- **Written task**: Filter the data below for the string "lifespan" and copy each matching line.

+++ Data excerpts

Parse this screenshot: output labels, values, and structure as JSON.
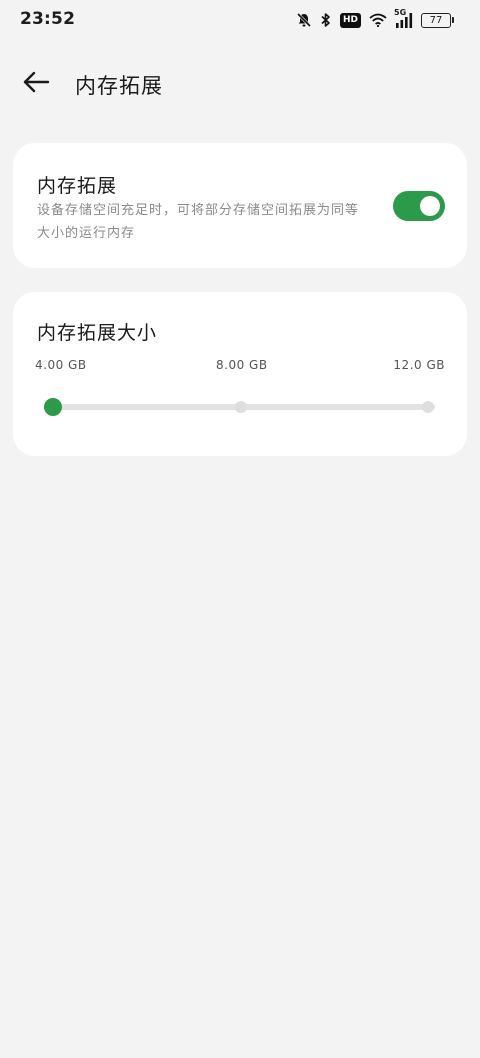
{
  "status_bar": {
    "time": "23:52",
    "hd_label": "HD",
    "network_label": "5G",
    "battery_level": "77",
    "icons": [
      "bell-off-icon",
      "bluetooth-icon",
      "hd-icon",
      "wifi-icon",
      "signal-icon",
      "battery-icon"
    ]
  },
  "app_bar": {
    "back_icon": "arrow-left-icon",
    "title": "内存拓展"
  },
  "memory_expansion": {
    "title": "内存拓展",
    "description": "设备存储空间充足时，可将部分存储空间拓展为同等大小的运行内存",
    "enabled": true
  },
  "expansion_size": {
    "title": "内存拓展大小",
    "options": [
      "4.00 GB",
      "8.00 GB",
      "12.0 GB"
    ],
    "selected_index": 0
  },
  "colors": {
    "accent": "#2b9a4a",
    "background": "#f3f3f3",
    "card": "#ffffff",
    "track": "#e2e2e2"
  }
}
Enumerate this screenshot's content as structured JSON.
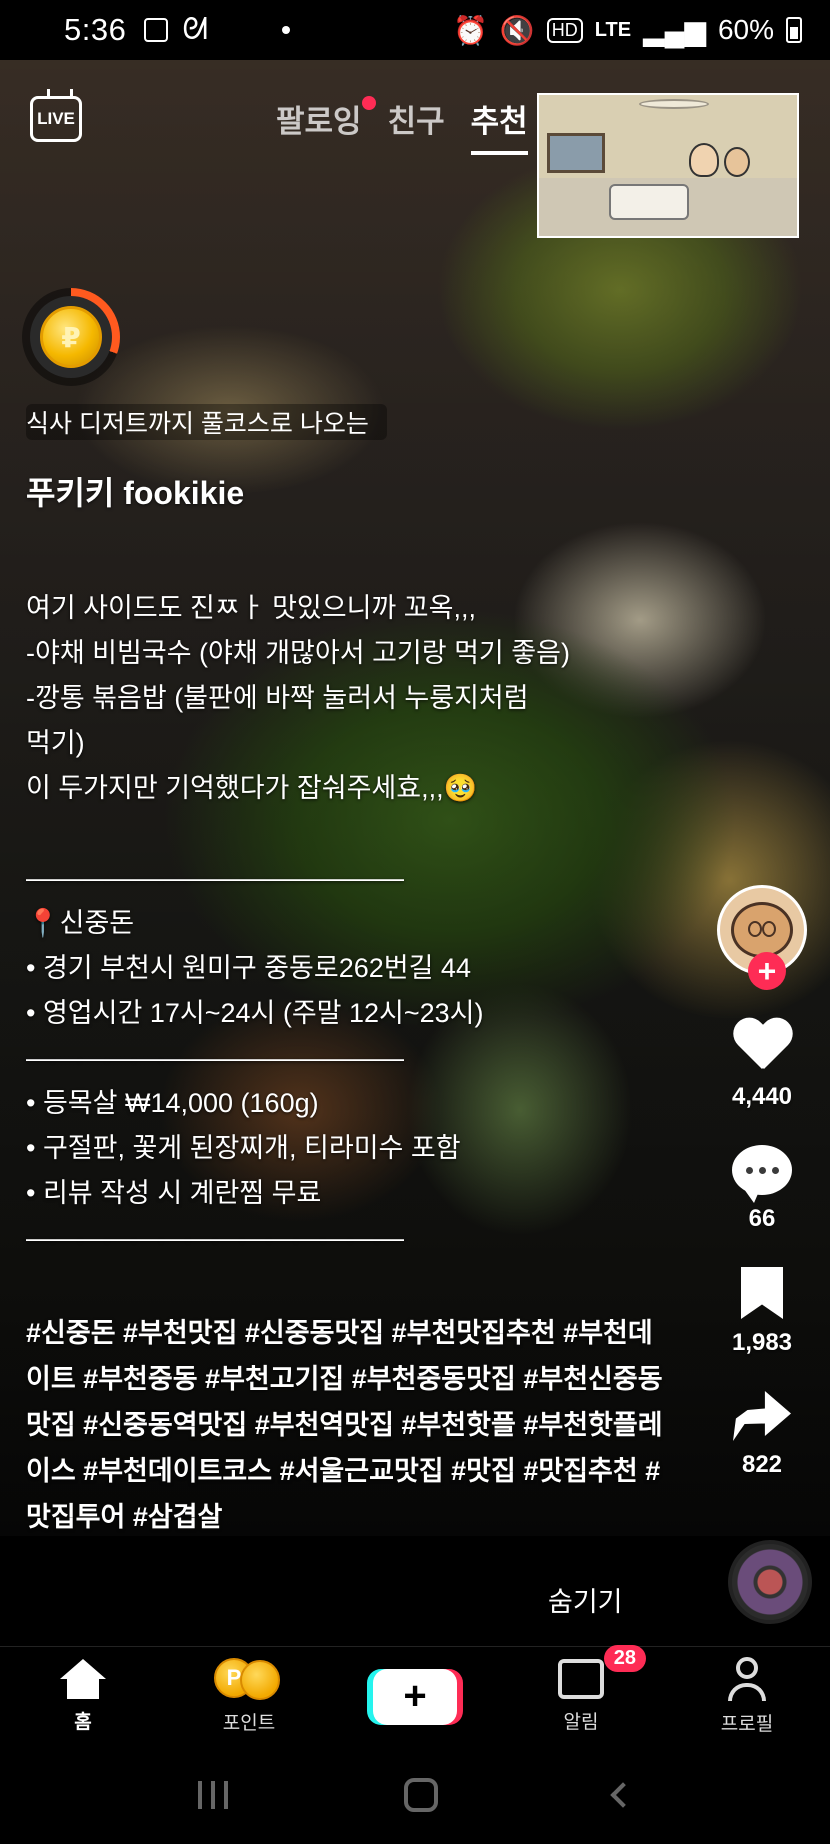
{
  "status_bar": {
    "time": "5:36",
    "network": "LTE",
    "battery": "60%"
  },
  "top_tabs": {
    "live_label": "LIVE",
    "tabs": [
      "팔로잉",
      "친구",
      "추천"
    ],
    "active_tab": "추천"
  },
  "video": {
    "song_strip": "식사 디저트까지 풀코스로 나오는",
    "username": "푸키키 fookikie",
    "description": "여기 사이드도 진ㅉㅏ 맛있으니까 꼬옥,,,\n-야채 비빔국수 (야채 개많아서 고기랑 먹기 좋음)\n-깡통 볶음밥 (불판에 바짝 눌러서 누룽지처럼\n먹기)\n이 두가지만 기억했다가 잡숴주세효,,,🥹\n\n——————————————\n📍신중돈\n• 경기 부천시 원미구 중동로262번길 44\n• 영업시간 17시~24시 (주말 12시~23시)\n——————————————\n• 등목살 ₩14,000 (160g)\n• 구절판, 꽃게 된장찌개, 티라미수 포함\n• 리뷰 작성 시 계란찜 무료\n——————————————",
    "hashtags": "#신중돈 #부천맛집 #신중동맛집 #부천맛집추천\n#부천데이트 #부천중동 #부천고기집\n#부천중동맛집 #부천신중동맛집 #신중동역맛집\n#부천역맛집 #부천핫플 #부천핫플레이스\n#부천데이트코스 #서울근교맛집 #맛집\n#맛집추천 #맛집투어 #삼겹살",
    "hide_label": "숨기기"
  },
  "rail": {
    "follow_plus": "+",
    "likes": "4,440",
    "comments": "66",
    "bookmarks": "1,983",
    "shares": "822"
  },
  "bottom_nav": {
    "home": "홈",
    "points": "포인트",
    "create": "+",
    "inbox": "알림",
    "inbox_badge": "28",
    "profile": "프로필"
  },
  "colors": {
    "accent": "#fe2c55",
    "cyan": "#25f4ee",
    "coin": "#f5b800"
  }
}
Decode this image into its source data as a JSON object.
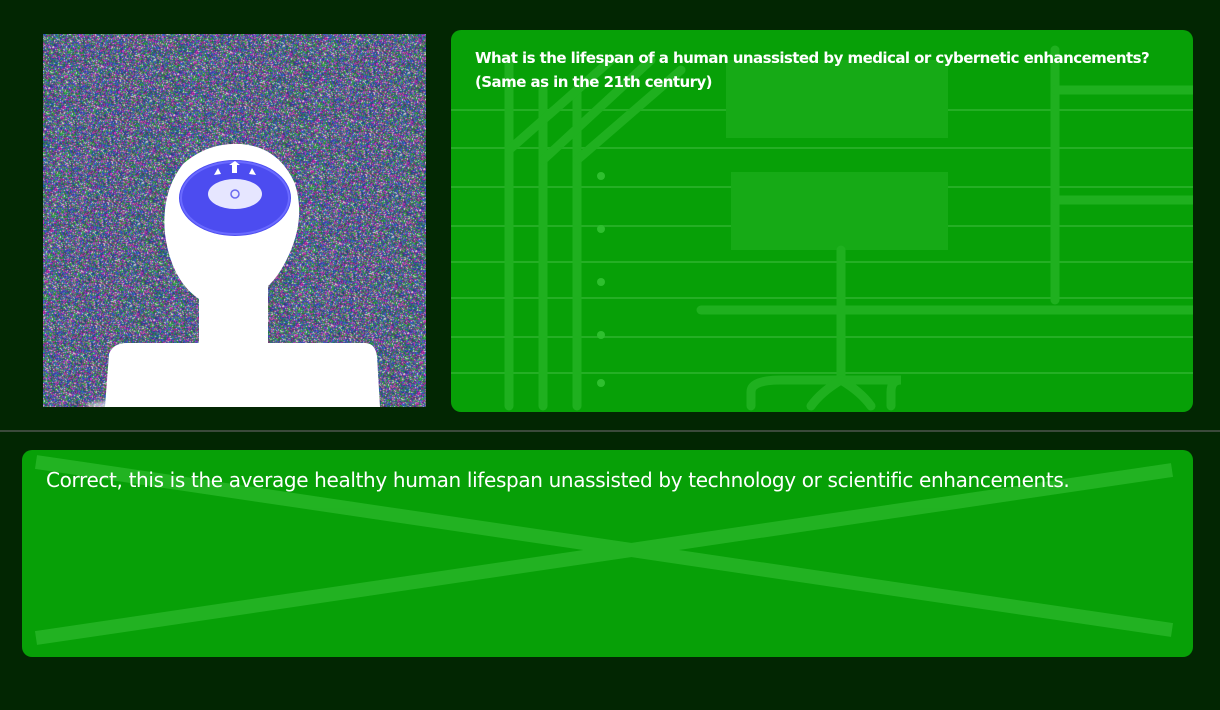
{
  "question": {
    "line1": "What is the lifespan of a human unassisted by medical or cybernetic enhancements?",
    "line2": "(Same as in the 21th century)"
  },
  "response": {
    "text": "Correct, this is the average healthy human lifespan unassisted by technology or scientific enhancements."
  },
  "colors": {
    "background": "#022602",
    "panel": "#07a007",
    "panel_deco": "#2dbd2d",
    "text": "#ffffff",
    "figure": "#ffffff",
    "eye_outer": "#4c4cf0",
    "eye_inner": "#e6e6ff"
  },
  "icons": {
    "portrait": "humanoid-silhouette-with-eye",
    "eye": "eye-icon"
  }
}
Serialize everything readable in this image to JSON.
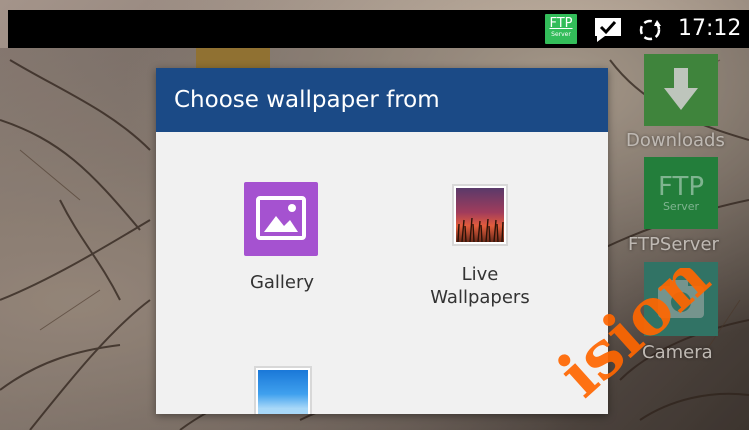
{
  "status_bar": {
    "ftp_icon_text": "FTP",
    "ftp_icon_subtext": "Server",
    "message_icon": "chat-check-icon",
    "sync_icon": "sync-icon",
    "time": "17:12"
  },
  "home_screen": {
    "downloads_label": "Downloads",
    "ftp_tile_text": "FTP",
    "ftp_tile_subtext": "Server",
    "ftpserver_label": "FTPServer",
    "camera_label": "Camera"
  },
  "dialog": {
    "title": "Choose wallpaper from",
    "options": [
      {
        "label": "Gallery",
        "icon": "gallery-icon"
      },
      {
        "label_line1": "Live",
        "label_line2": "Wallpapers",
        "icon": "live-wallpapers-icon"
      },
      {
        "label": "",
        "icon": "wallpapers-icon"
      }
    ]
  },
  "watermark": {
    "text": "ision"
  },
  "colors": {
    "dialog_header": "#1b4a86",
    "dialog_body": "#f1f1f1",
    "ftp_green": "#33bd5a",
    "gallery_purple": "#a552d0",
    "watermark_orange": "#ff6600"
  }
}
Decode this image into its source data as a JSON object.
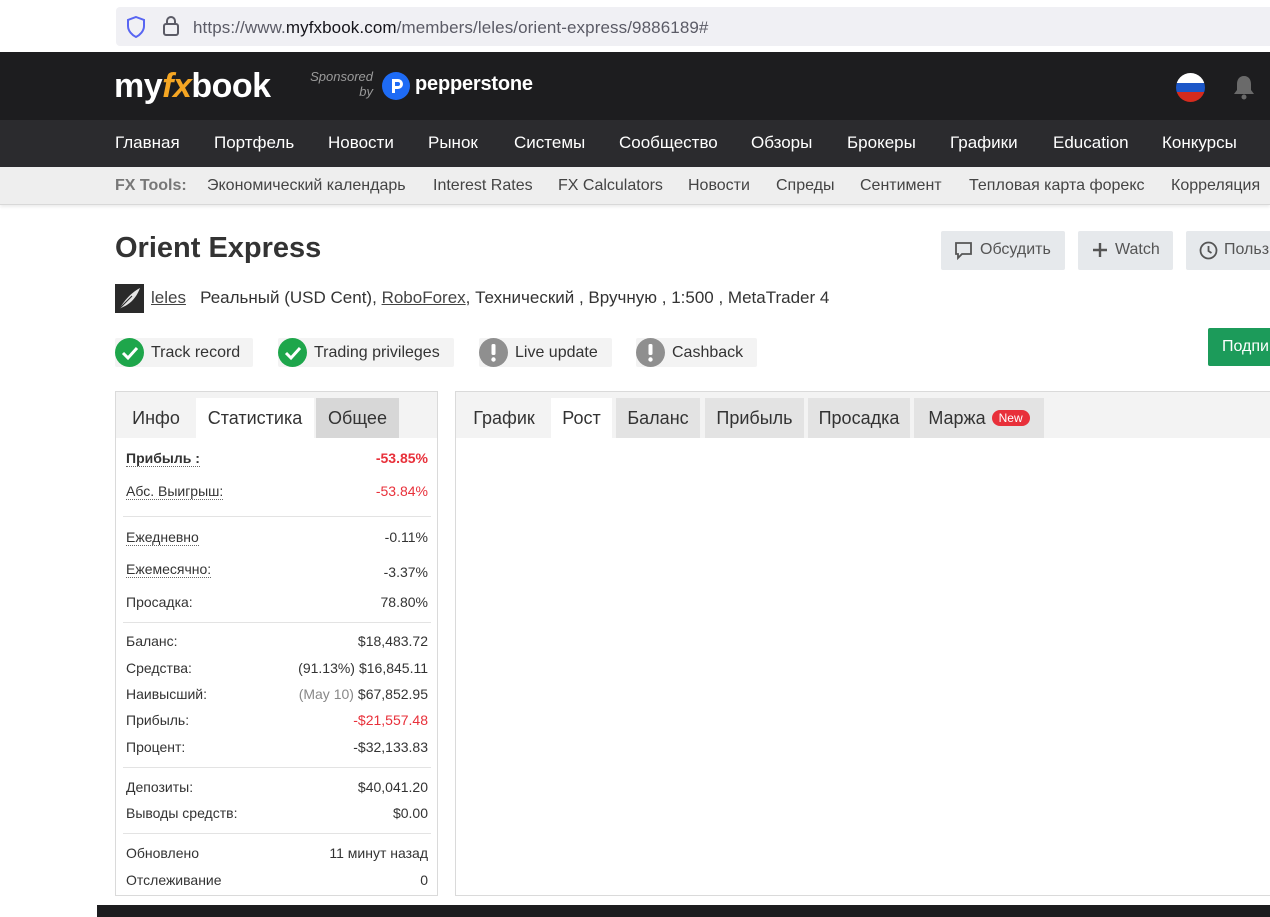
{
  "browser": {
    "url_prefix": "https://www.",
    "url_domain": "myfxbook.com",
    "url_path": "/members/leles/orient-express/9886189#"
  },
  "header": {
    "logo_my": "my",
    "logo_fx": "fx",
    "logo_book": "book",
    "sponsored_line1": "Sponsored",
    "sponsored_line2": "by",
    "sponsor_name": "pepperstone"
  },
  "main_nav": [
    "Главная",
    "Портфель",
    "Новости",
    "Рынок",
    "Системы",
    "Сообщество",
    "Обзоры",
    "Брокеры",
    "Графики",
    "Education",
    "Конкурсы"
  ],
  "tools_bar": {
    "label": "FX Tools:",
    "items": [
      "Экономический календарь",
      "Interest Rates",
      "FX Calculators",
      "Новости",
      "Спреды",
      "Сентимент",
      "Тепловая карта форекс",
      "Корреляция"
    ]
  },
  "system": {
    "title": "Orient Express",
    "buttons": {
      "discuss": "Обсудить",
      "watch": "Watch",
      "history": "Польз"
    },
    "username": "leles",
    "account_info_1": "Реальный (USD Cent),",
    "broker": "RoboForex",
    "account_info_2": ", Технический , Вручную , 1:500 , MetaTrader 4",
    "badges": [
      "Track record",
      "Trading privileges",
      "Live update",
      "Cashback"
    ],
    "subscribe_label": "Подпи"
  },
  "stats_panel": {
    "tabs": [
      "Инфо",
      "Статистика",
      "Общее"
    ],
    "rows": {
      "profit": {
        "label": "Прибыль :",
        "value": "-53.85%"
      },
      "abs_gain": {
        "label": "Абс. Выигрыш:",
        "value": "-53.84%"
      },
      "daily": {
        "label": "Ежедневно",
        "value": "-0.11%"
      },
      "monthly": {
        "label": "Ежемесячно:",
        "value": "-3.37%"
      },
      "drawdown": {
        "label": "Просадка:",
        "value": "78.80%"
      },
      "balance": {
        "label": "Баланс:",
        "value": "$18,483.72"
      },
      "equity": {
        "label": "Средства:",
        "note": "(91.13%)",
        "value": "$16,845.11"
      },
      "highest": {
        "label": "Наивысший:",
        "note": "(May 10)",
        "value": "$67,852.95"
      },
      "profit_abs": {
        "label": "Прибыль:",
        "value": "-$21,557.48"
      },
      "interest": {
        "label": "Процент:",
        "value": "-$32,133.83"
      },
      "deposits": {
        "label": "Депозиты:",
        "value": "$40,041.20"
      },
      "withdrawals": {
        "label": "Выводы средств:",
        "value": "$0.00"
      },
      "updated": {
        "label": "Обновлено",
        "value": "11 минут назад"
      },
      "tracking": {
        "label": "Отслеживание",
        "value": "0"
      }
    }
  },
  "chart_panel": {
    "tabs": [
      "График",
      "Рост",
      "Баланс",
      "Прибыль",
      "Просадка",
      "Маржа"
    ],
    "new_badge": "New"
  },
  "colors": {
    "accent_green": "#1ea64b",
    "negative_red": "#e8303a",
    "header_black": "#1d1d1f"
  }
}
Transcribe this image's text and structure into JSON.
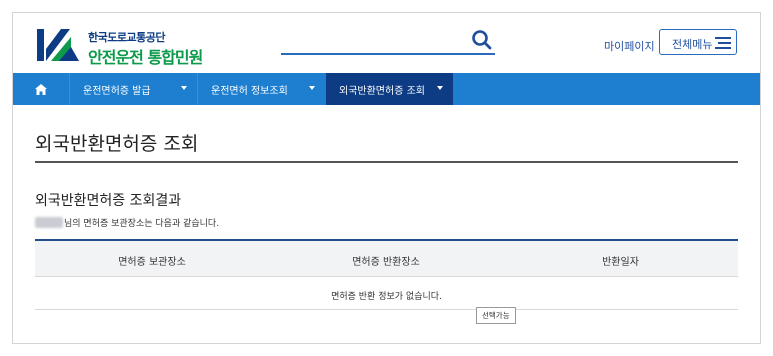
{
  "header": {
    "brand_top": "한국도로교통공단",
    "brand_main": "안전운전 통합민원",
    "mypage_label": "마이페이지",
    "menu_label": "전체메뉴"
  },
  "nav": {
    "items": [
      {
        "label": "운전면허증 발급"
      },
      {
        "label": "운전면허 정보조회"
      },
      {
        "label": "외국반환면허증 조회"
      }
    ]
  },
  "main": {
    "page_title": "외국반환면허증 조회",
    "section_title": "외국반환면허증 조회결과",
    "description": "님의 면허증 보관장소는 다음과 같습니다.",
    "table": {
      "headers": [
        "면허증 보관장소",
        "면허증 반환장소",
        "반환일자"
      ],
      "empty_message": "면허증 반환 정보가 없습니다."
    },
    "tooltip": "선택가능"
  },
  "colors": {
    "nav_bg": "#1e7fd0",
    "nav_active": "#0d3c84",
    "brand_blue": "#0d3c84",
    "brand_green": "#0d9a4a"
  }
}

++++++

- **Exercise output**:
    "line1": "What is the lifespan of a human unassisted by medical or cybernetic enhancements?",
    "text": "Correct, this is the average healthy human lifespan unassisted by technology or scientific enhancements."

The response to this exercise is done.